- Job -
Please copy the lines below exactly as they appear, leaving the pictures out.

- Input rows -
------------------------------

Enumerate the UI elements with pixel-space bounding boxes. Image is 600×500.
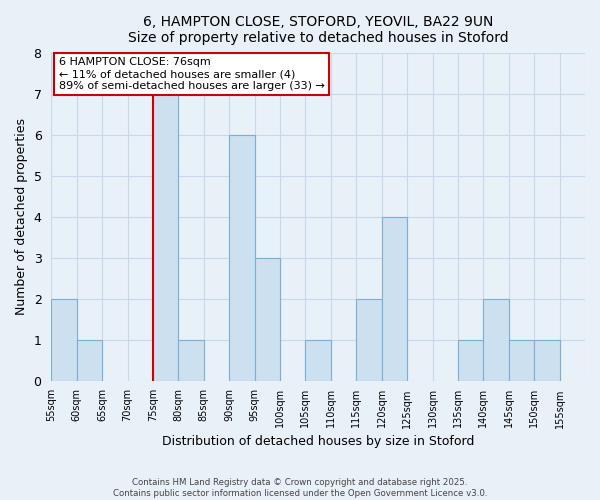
Y-axis label: Number of detached properties: Number of detached properties xyxy=(15,118,28,316)
Bar xyxy=(356,298,382,380)
Bar xyxy=(509,340,534,380)
Bar xyxy=(484,298,509,380)
Text: 6 HAMPTON CLOSE: 76sqm
← 11% of detached houses are smaller (4)
89% of semi-deta: 6 HAMPTON CLOSE: 76sqm ← 11% of detached… xyxy=(59,58,325,90)
Bar xyxy=(178,340,204,380)
Bar xyxy=(458,340,484,380)
X-axis label: Distribution of detached houses by size in Stoford: Distribution of detached houses by size … xyxy=(162,434,475,448)
Bar xyxy=(77,340,102,380)
Text: Contains HM Land Registry data © Crown copyright and database right 2025.
Contai: Contains HM Land Registry data © Crown c… xyxy=(113,478,487,498)
Bar xyxy=(382,217,407,380)
Bar xyxy=(51,298,77,380)
Bar xyxy=(254,258,280,380)
Bar xyxy=(305,340,331,380)
Bar xyxy=(534,340,560,380)
Bar xyxy=(229,135,254,380)
Bar xyxy=(153,94,178,380)
Title: 6, HAMPTON CLOSE, STOFORD, YEOVIL, BA22 9UN
Size of property relative to detache: 6, HAMPTON CLOSE, STOFORD, YEOVIL, BA22 … xyxy=(128,15,508,45)
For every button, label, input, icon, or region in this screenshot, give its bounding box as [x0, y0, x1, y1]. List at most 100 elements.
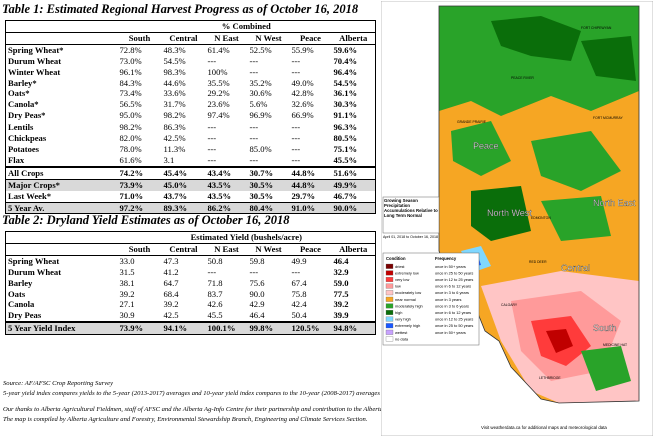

------------------------------

- Task result -
Enumerate the UI elements with pixel-space bounding boxes. Image is 600×500.
Y-axis label: Number of detached properties: Number of detached properties xyxy=(15,118,28,316)
Bar xyxy=(356,298,382,380)
Bar xyxy=(509,340,534,380)
Bar xyxy=(484,298,509,380)
Text: 6 HAMPTON CLOSE: 76sqm
← 11% of detached houses are smaller (4)
89% of semi-deta: 6 HAMPTON CLOSE: 76sqm ← 11% of detached… xyxy=(59,58,325,90)
Bar xyxy=(178,340,204,380)
Bar xyxy=(458,340,484,380)
X-axis label: Distribution of detached houses by size in Stoford: Distribution of detached houses by size … xyxy=(162,434,475,448)
Bar xyxy=(77,340,102,380)
Text: Contains HM Land Registry data © Crown copyright and database right 2025.
Contai: Contains HM Land Registry data © Crown c… xyxy=(113,478,487,498)
Bar xyxy=(382,217,407,380)
Bar xyxy=(51,298,77,380)
Bar xyxy=(254,258,280,380)
Bar xyxy=(305,340,331,380)
Bar xyxy=(534,340,560,380)
Bar xyxy=(229,135,254,380)
Bar xyxy=(153,94,178,380)
Title: 6, HAMPTON CLOSE, STOFORD, YEOVIL, BA22 9UN
Size of property relative to detache: 6, HAMPTON CLOSE, STOFORD, YEOVIL, BA22 … xyxy=(128,15,508,45)
For every button, label, input, icon, or region in this screenshot, give its bounding box as [x0, y0, x1, y1]. List at most 100 elements.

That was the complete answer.